(Figure collection entries)
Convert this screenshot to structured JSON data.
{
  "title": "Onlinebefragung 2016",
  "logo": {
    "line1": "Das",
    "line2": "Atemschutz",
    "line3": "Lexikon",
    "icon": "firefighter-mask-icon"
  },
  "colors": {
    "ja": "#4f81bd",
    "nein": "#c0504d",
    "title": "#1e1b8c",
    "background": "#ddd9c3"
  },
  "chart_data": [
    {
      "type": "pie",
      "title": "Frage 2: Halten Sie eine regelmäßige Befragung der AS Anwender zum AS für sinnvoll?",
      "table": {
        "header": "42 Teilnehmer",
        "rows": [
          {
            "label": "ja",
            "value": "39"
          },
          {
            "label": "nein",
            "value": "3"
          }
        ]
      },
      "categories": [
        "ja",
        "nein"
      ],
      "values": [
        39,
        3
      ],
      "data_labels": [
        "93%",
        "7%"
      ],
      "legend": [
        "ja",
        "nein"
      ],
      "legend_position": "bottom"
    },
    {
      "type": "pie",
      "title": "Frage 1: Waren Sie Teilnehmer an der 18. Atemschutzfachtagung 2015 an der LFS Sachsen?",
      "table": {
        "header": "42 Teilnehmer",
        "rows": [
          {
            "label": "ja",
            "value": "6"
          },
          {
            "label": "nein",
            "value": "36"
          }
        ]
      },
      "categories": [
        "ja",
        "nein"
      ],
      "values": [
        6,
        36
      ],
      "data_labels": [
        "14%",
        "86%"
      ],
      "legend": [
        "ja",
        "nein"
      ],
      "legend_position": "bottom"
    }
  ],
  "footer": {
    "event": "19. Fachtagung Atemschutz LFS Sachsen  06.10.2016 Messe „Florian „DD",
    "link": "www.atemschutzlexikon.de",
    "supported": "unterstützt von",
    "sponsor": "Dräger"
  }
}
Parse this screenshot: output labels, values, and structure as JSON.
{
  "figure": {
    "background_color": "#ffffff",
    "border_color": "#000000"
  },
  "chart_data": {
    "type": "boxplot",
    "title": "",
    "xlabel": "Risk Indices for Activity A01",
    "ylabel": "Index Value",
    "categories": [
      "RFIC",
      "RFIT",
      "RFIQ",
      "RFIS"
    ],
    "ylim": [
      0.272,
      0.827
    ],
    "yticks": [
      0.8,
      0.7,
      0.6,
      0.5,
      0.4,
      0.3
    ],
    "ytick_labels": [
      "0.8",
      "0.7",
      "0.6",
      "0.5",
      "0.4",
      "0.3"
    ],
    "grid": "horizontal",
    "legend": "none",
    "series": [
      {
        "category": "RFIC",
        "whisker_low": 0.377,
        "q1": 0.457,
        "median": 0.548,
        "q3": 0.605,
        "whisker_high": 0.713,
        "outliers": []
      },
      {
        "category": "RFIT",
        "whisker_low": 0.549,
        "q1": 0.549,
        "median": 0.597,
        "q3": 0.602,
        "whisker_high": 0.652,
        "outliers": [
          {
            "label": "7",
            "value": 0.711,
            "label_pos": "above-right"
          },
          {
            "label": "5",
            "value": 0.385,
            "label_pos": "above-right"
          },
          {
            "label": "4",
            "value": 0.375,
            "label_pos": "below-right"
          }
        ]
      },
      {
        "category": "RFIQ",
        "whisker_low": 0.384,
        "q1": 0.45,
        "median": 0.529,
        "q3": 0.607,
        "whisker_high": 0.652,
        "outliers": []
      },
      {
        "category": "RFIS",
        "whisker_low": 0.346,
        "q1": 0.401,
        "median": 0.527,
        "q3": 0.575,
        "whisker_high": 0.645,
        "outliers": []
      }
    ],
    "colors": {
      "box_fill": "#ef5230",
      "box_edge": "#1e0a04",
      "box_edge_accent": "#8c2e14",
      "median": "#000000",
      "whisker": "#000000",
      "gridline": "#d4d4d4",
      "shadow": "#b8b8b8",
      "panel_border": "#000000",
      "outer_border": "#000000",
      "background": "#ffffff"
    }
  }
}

* What you should do
Your reply is one number: how many lines of the records above contain the word "screenshot".

* Task output
2